─── DATA SUPPLIED

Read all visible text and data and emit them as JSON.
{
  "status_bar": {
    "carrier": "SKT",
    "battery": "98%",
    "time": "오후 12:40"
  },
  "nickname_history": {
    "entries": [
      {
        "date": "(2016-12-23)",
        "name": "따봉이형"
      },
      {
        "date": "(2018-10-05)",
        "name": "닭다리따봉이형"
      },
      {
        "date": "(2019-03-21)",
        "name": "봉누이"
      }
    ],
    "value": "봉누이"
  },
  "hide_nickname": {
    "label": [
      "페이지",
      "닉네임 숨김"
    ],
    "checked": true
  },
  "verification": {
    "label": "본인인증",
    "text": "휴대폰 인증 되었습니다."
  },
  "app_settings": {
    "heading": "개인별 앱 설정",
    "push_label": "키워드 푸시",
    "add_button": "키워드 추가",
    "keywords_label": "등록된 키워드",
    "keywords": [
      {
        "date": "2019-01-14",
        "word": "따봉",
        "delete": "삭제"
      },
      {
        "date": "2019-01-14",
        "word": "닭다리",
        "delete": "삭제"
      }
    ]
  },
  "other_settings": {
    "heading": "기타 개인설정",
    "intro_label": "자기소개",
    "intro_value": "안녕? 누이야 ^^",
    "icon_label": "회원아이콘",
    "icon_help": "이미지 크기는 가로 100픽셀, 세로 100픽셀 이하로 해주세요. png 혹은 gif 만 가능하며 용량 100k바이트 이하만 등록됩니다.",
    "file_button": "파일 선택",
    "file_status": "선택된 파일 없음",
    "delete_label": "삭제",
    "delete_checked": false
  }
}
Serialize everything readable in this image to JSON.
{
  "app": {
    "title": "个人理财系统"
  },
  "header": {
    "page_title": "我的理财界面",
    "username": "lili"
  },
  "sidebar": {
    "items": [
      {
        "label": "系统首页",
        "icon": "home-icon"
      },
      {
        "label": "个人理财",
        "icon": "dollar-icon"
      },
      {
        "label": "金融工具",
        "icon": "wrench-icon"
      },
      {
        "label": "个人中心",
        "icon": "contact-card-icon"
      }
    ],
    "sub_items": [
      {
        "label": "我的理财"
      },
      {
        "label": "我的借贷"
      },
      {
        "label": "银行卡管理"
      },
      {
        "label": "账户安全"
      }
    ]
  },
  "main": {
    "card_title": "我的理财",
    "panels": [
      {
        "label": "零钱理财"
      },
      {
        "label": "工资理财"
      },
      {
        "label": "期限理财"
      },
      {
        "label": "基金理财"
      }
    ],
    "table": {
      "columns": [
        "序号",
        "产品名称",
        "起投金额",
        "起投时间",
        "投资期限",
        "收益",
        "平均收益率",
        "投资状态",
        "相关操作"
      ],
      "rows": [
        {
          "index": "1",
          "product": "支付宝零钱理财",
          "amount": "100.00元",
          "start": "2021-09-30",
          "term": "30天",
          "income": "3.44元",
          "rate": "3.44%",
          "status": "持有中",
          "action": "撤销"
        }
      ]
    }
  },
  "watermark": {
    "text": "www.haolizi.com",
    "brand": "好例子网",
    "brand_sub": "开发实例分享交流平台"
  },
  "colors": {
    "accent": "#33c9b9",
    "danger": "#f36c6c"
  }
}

──────

— TASK TO COMPLETE —
Word for word, quote all of the data above.

— SOLUTION TO THE PROBLEM —
Read all visible text and data and emit them as JSON.
{
  "status_bar": {
    "carrier": "SKT",
    "battery": "98%",
    "time": "오후 12:40"
  },
  "nickname_history": {
    "entries": [
      {
        "date": "(2016-12-23)",
        "name": "따봉이형"
      },
      {
        "date": "(2018-10-05)",
        "name": "닭다리따봉이형"
      },
      {
        "date": "(2019-03-21)",
        "name": "봉누이"
      }
    ],
    "value": "봉누이"
  },
  "hide_nickname": {
    "label": [
      "페이지",
      "닉네임 숨김"
    ],
    "checked": true
  },
  "verification": {
    "label": "본인인증",
    "text": "휴대폰 인증 되었습니다."
  },
  "app_settings": {
    "heading": "개인별 앱 설정",
    "push_label": "키워드 푸시",
    "add_button": "키워드 추가",
    "keywords_label": "등록된 키워드",
    "keywords": [
      {
        "date": "2019-01-14",
        "word": "따봉",
        "delete": "삭제"
      },
      {
        "date": "2019-01-14",
        "word": "닭다리",
        "delete": "삭제"
      }
    ]
  },
  "other_settings": {
    "heading": "기타 개인설정",
    "intro_label": "자기소개",
    "intro_value": "안녕? 누이야 ^^",
    "icon_label": "회원아이콘",
    "icon_help": "이미지 크기는 가로 100픽셀, 세로 100픽셀 이하로 해주세요. png 혹은 gif 만 가능하며 용량 100k바이트 이하만 등록됩니다.",
    "file_button": "파일 선택",
    "file_status": "선택된 파일 없음",
    "delete_label": "삭제",
    "delete_checked": false
  }
}
Serialize everything readable in this image to JSON.
{
  "app": {
    "title": "个人理财系统"
  },
  "header": {
    "page_title": "我的理财界面",
    "username": "lili"
  },
  "sidebar": {
    "items": [
      {
        "label": "系统首页",
        "icon": "home-icon"
      },
      {
        "label": "个人理财",
        "icon": "dollar-icon"
      },
      {
        "label": "金融工具",
        "icon": "wrench-icon"
      },
      {
        "label": "个人中心",
        "icon": "contact-card-icon"
      }
    ],
    "sub_items": [
      {
        "label": "我的理财"
      },
      {
        "label": "我的借贷"
      },
      {
        "label": "银行卡管理"
      },
      {
        "label": "账户安全"
      }
    ]
  },
  "main": {
    "card_title": "我的理财",
    "panels": [
      {
        "label": "零钱理财"
      },
      {
        "label": "工资理财"
      },
      {
        "label": "期限理财"
      },
      {
        "label": "基金理财"
      }
    ],
    "table": {
      "columns": [
        "序号",
        "产品名称",
        "起投金额",
        "起投时间",
        "投资期限",
        "收益",
        "平均收益率",
        "投资状态",
        "相关操作"
      ],
      "rows": [
        {
          "index": "1",
          "product": "支付宝零钱理财",
          "amount": "100.00元",
          "start": "2021-09-30",
          "term": "30天",
          "income": "3.44元",
          "rate": "3.44%",
          "status": "持有中",
          "action": "撤销"
        }
      ]
    }
  },
  "watermark": {
    "text": "www.haolizi.com",
    "brand": "好例子网",
    "brand_sub": "开发实例分享交流平台"
  },
  "colors": {
    "accent": "#33c9b9",
    "danger": "#f36c6c"
  }
}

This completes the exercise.